> [PROBLEM TO WORK ON]: Restate the whole listing word for word. Pictures are left out.

(Stored records)
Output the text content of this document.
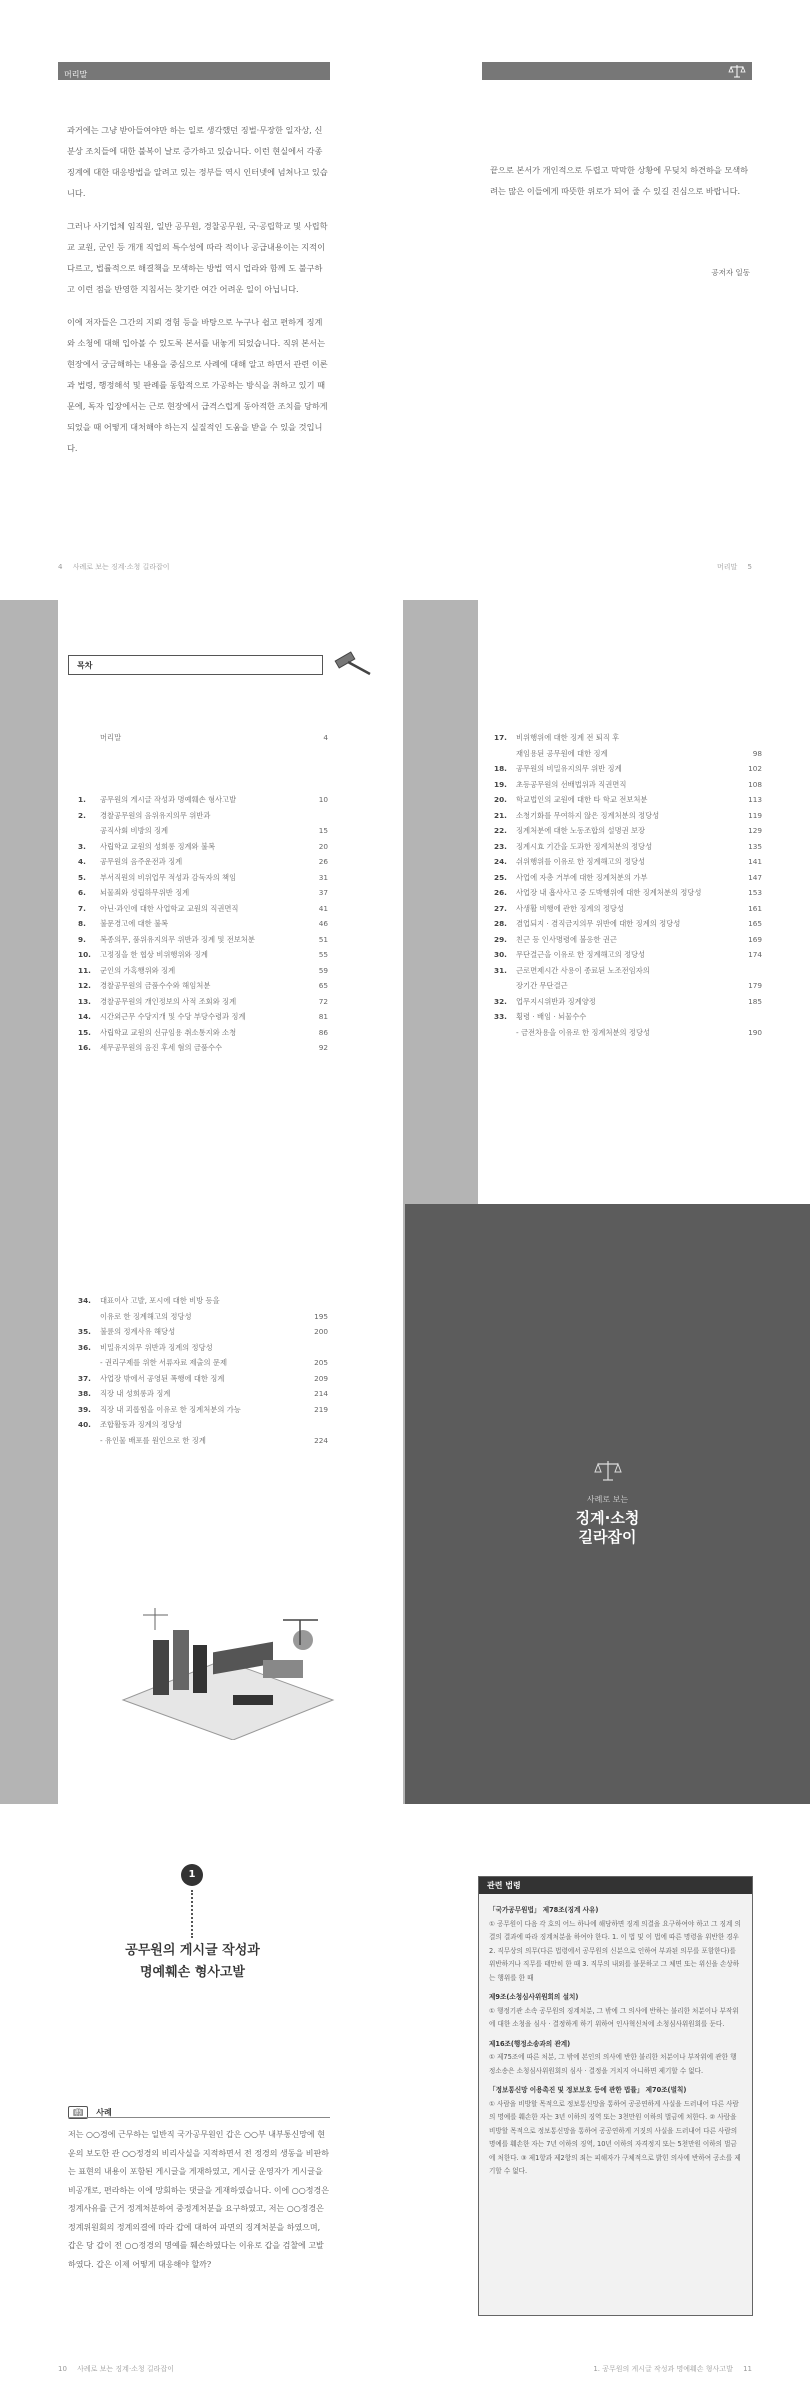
머리말

과거에는 그냥 받아들여야만 하는 일로 생각했던 징벌·무장한 일자상, 신분상 조치들에 대한 불복이 날로 증가하고 있습니다. 이런 현실에서 각종 징계에 대한 대응방법을 알려고 있는 정부들 역시 인터넷에 넘쳐나고 있습니다.

그러나 사기업체 임직원, 일반 공무원, 경찰공무원, 국·공립학교 및 사립학교 교원, 군인 등 개개 직업의 특수성에 따라 적이나 공급내용이는 지적이 다르고, 법률적으로 해결책을 모색하는 방법 역시 업라와 함께 도 불구하고 이런 점을 반영한 지침서는 찾기란 여간 어려운 일이 아닙니다.

이에 저자들은 그간의 지뢰 경험 등을 바탕으로 누구나 쉽고 편하게 징계와 소청에 대해 입아볼 수 있도록 본서를 내놓게 되었습니다. 직위 본서는 현장에서 궁금해하는 내용을 중심으로 사례에 대해 알고 하면서 관련 이론과 법령, 행정해석 및 판례를 동합적으로 가공하는 방식을 취하고 있기 때문에, 독자 입장에서는 근로 현장에서 급격스럽게 동아적한 조치를 당하게 되었을 때 어떻게 대처해야 하는지 실질적인 도움을 받을 수 있을 것입니다.

4 사례로 보는 징계·소청 길라잡이

끝으로 본서가 개인적으로 두렵고 막막한 상황에 무딪치 하견하을 모색하려는 많은 이들에게 따뜻한 위로가 되어 줄 수 있길 진심으로 바랍니다.

공저자 일동
머리말 5
목차
머리말	4
1.	공무원의 게시글 작성과 명예훼손 형사고발	10
2.	경찰공무원의 음위유지의무 위반과
공직사회 비방의 징계	15
3.	사립학교 교원의 성희롱 징계와 불복	20
4.	공무원의 음주운전과 징계	26
5.	부서직원의 비위업무 적성과 감독자의 책임	31
6.	뇌물죄와 성립하무위반 징계	37
7.	아닌·과인에 대한 사업학교 교원의 직권면직	41
8.	불문경고에 대한 불복	46
9.	복종의무, 품위유지의무 위반과 징계 및 전보처분	51
10.	고정징을 한 협상 비위행위와 징계	55
11.	군인의 가혹행위와 징계	59
12.	경찰공무원의 금품수수와 해임처분	65
13.	경찰공무원의 개인정보의 사적 조회와 징계	72
14.	시간외근무 수당지개 및 수당 부당수령과 징계	81
15.	사립학교 교원의 신규임용 취소통지와 소청	86
16.	세무공무원의 음진 후세 혐의 금품수수	92
34.	대표이사 고발, 포시에 대한 비방 등을
이유로 한 징계해고의 정당성	195
35.	불륜의 정계사유 해당성	200
36.	비밀유지의무 위반과 징계의 정당성
- 권리구제를 위한 서류자료 제출의 문제	205
37.	사업장 밖에서 공영된 폭행에 대한 징계	209
38.	직장 내 성희롱과 징계	214
39.	직장 내 괴롭힘을 이유로 한 징계처분의 가능	219
40.	조합활동과 징계의 정당성
- 유인물 배포를 원인으로 한 징계	224
17.	비위행위에 대한 징계 전 퇴직 후
재임용된 공무원에 대한 징계	98
18.	공무원의 비밀유지의무 위반 징계	102
19.	초등공무원의 선배법위과 직권면직	108
20.	학교법인의 교원에 대한 타 학교 전보처분	113
21.	소청기화를 무여하지 않은 징계처분의 정당성	119
22.	징계처분에 대한 노동조합의 설명권 보장	129
23.	징계시효 기간을 도과한 징계처분의 정당성	135
24.	쉬위행위를 이유로 한 징계해고의 정당성	141
25.	사업에 자총 거부에 대한 징계처분의 가부	147
26.	사업장 내 흡사사고 중 도박행위에 대한 징계처분의 정당성	153
27.	사생활 비행에 관한 징계의 정당성	161
28.	겸업되지 · 겸직금지의무 위반에 대한 징계의 정당성	165
29.	친근 등 인사명령에 불응한 권근	169
30.	무단결근을 이유로 한 징계해고의 정당성	174
31.	근로면제시간 사용이 종료된 노조전임자의
장기간 무단결근	179
32.	업무지시위반과 징계양정	185
33.	횡령 · 배임 · 뇌물수수
- 금전차용을 이유로 한 징계처분의 정당성	190
사례로 보는
징계·소청
길라잡이
1
공무원의 게시글 작성과
명예훼손 형사고발
📖︎ 사례
저는 ○○경에 근무하는 일반직 국가공무원인 갑은 ○○부 내부통신망에 현운의 보도한 관 ○○정경의 비리사실을 지적하면서 전 정경의 생동을 비판하는 표현의 내용이 포함된 게시글을 게재하였고, 게시글 운영자가 게시글을 비공개로, 편라하는 이에 망회하는 댓글을 게재하였습니다. 이에 ○○정경은 정계사유를 근거 정계처분하여 중정계처분을 요구하였고, 저는 ○○정경은 정계위원회의 정계의결에 따라 갑에 대하여 파면의 징계처분을 하였으며, 갑은 당 갑이 전 ○○정경의 명예를 훼손하였다는 이유로 갑을 검찰에 고발하였다. 갑은 이제 어떻게 대응해야 할까?
10 사례로 보는 징계·소청 길라잡이
관련 법령
「국가공무원법」 제78조(징계 사유)
① 공무원이 다음 각 호의 어느 하나에 해당하면 징계 의결을 요구하여야 하고 그 징계 의결의 결과에 따라 징계처분을 하여야 한다. 1. 이 법 및 이 법에 따른 명령을 위반한 경우 2. 직무상의 의무(다른 법령에서 공무원의 신분으로 인하여 부과된 의무를 포함한다)를 위반하거나 직무를 태만히 한 때 3. 직무의 내외를 불문하고 그 체면 또는 위신을 손상하는 행위를 한 때
제9조(소청심사위원회의 설치)
① 행정기관 소속 공무원의 징계처분, 그 밖에 그 의사에 반하는 불리한 처분이나 부작위에 대한 소청을 심사 · 결정하게 하기 위하여 인사혁신처에 소청심사위원회를 둔다.
제16조(행정소송과의 관계)
① 제75조에 따른 처분, 그 밖에 본인의 의사에 반한 불리한 처분이나 부작위에 관한 행정소송은 소청심사위원회의 심사 · 결정을 거치지 아니하면 제기할 수 없다.
「정보통신망 이용촉진 및 정보보호 등에 관한 법률」 제70조(벌칙)
① 사람을 비방할 목적으로 정보통신망을 통하여 공공연하게 사실을 드러내어 다른 사람의 명예를 훼손한 자는 3년 이하의 징역 또는 3천만원 이하의 벌금에 처한다. ② 사람을 비방할 목적으로 정보통신망을 통하여 공공연하게 거짓의 사실을 드러내어 다른 사람의 명예를 훼손한 자는 7년 이하의 징역, 10년 이하의 자격정지 또는 5천만원 이하의 벌금에 처한다. ③ 제1항과 제2항의 죄는 피해자가 구체적으로 밝힌 의사에 반하여 공소를 제기할 수 없다.
1. 공무원의 게시글 작성과 명예훼손 형사고발 11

> [EXERCISE RESPONSE]:
Output the text content of this document.
머리말

과거에는 그냥 받아들여야만 하는 일로 생각했던 징벌·무장한 일자상, 신분상 조치들에 대한 불복이 날로 증가하고 있습니다. 이런 현실에서 각종 징계에 대한 대응방법을 알려고 있는 정부들 역시 인터넷에 넘쳐나고 있습니다.

그러나 사기업체 임직원, 일반 공무원, 경찰공무원, 국·공립학교 및 사립학교 교원, 군인 등 개개 직업의 특수성에 따라 적이나 공급내용이는 지적이 다르고, 법률적으로 해결책을 모색하는 방법 역시 업라와 함께 도 불구하고 이런 점을 반영한 지침서는 찾기란 여간 어려운 일이 아닙니다.

이에 저자들은 그간의 지뢰 경험 등을 바탕으로 누구나 쉽고 편하게 징계와 소청에 대해 입아볼 수 있도록 본서를 내놓게 되었습니다. 직위 본서는 현장에서 궁금해하는 내용을 중심으로 사례에 대해 알고 하면서 관련 이론과 법령, 행정해석 및 판례를 동합적으로 가공하는 방식을 취하고 있기 때문에, 독자 입장에서는 근로 현장에서 급격스럽게 동아적한 조치를 당하게 되었을 때 어떻게 대처해야 하는지 실질적인 도움을 받을 수 있을 것입니다.

4 사례로 보는 징계·소청 길라잡이

끝으로 본서가 개인적으로 두렵고 막막한 상황에 무딪치 하견하을 모색하려는 많은 이들에게 따뜻한 위로가 되어 줄 수 있길 진심으로 바랍니다.

공저자 일동
머리말 5
목차
머리말	4
1.	공무원의 게시글 작성과 명예훼손 형사고발	10
2.	경찰공무원의 음위유지의무 위반과
공직사회 비방의 징계	15
3.	사립학교 교원의 성희롱 징계와 불복	20
4.	공무원의 음주운전과 징계	26
5.	부서직원의 비위업무 적성과 감독자의 책임	31
6.	뇌물죄와 성립하무위반 징계	37
7.	아닌·과인에 대한 사업학교 교원의 직권면직	41
8.	불문경고에 대한 불복	46
9.	복종의무, 품위유지의무 위반과 징계 및 전보처분	51
10.	고정징을 한 협상 비위행위와 징계	55
11.	군인의 가혹행위와 징계	59
12.	경찰공무원의 금품수수와 해임처분	65
13.	경찰공무원의 개인정보의 사적 조회와 징계	72
14.	시간외근무 수당지개 및 수당 부당수령과 징계	81
15.	사립학교 교원의 신규임용 취소통지와 소청	86
16.	세무공무원의 음진 후세 혐의 금품수수	92
34.	대표이사 고발, 포시에 대한 비방 등을
이유로 한 징계해고의 정당성	195
35.	불륜의 정계사유 해당성	200
36.	비밀유지의무 위반과 징계의 정당성
- 권리구제를 위한 서류자료 제출의 문제	205
37.	사업장 밖에서 공영된 폭행에 대한 징계	209
38.	직장 내 성희롱과 징계	214
39.	직장 내 괴롭힘을 이유로 한 징계처분의 가능	219
40.	조합활동과 징계의 정당성
- 유인물 배포를 원인으로 한 징계	224
17.	비위행위에 대한 징계 전 퇴직 후
재임용된 공무원에 대한 징계	98
18.	공무원의 비밀유지의무 위반 징계	102
19.	초등공무원의 선배법위과 직권면직	108
20.	학교법인의 교원에 대한 타 학교 전보처분	113
21.	소청기화를 무여하지 않은 징계처분의 정당성	119
22.	징계처분에 대한 노동조합의 설명권 보장	129
23.	징계시효 기간을 도과한 징계처분의 정당성	135
24.	쉬위행위를 이유로 한 징계해고의 정당성	141
25.	사업에 자총 거부에 대한 징계처분의 가부	147
26.	사업장 내 흡사사고 중 도박행위에 대한 징계처분의 정당성	153
27.	사생활 비행에 관한 징계의 정당성	161
28.	겸업되지 · 겸직금지의무 위반에 대한 징계의 정당성	165
29.	친근 등 인사명령에 불응한 권근	169
30.	무단결근을 이유로 한 징계해고의 정당성	174
31.	근로면제시간 사용이 종료된 노조전임자의
장기간 무단결근	179
32.	업무지시위반과 징계양정	185
33.	횡령 · 배임 · 뇌물수수
- 금전차용을 이유로 한 징계처분의 정당성	190
사례로 보는
징계·소청
길라잡이
1
공무원의 게시글 작성과
명예훼손 형사고발
📖︎ 사례
저는 ○○경에 근무하는 일반직 국가공무원인 갑은 ○○부 내부통신망에 현운의 보도한 관 ○○정경의 비리사실을 지적하면서 전 정경의 생동을 비판하는 표현의 내용이 포함된 게시글을 게재하였고, 게시글 운영자가 게시글을 비공개로, 편라하는 이에 망회하는 댓글을 게재하였습니다. 이에 ○○정경은 정계사유를 근거 정계처분하여 중정계처분을 요구하였고, 저는 ○○정경은 정계위원회의 정계의결에 따라 갑에 대하여 파면의 징계처분을 하였으며, 갑은 당 갑이 전 ○○정경의 명예를 훼손하였다는 이유로 갑을 검찰에 고발하였다. 갑은 이제 어떻게 대응해야 할까?
10 사례로 보는 징계·소청 길라잡이
관련 법령
「국가공무원법」 제78조(징계 사유)
① 공무원이 다음 각 호의 어느 하나에 해당하면 징계 의결을 요구하여야 하고 그 징계 의결의 결과에 따라 징계처분을 하여야 한다. 1. 이 법 및 이 법에 따른 명령을 위반한 경우 2. 직무상의 의무(다른 법령에서 공무원의 신분으로 인하여 부과된 의무를 포함한다)를 위반하거나 직무를 태만히 한 때 3. 직무의 내외를 불문하고 그 체면 또는 위신을 손상하는 행위를 한 때
제9조(소청심사위원회의 설치)
① 행정기관 소속 공무원의 징계처분, 그 밖에 그 의사에 반하는 불리한 처분이나 부작위에 대한 소청을 심사 · 결정하게 하기 위하여 인사혁신처에 소청심사위원회를 둔다.
제16조(행정소송과의 관계)
① 제75조에 따른 처분, 그 밖에 본인의 의사에 반한 불리한 처분이나 부작위에 관한 행정소송은 소청심사위원회의 심사 · 결정을 거치지 아니하면 제기할 수 없다.
「정보통신망 이용촉진 및 정보보호 등에 관한 법률」 제70조(벌칙)
① 사람을 비방할 목적으로 정보통신망을 통하여 공공연하게 사실을 드러내어 다른 사람의 명예를 훼손한 자는 3년 이하의 징역 또는 3천만원 이하의 벌금에 처한다. ② 사람을 비방할 목적으로 정보통신망을 통하여 공공연하게 거짓의 사실을 드러내어 다른 사람의 명예를 훼손한 자는 7년 이하의 징역, 10년 이하의 자격정지 또는 5천만원 이하의 벌금에 처한다. ③ 제1항과 제2항의 죄는 피해자가 구체적으로 밝힌 의사에 반하여 공소를 제기할 수 없다.
1. 공무원의 게시글 작성과 명예훼손 형사고발 11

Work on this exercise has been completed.